▶ _STATED GOAL_
Where a line contains the word "развития", copy that line.

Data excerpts
--
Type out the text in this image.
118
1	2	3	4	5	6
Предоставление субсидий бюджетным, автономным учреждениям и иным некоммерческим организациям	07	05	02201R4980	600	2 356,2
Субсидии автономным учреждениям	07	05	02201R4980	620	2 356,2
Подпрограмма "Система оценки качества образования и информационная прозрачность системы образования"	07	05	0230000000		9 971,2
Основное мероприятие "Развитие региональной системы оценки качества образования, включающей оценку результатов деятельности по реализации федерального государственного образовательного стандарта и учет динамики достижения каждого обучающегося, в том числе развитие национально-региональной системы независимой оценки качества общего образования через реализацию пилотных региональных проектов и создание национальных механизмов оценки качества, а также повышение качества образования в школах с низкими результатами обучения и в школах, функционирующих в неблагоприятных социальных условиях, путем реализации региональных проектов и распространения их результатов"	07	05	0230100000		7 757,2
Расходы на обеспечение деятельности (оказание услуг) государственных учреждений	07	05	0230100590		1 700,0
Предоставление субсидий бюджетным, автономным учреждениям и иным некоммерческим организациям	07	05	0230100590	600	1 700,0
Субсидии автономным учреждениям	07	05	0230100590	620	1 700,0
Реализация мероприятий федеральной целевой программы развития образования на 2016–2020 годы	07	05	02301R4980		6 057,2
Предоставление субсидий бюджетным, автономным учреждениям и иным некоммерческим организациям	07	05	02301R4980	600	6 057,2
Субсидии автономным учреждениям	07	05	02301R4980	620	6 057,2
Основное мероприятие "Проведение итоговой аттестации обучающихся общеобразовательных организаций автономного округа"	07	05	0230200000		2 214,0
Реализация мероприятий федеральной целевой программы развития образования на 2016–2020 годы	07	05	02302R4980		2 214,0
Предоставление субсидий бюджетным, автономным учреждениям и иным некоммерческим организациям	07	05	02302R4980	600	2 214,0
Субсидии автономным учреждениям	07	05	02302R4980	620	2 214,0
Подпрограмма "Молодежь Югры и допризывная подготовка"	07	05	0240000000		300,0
--
▶ _RESPONSE FOR THIS EXERCISE_
Реализация мероприятий федеральной целевой программы развития образования на 2016–2020 годы	07	05	02301R4980		6 057,2
Реализация мероприятий федеральной целевой программы развития образования на 2016–2020 годы	07	05	02302R4980		2 214,0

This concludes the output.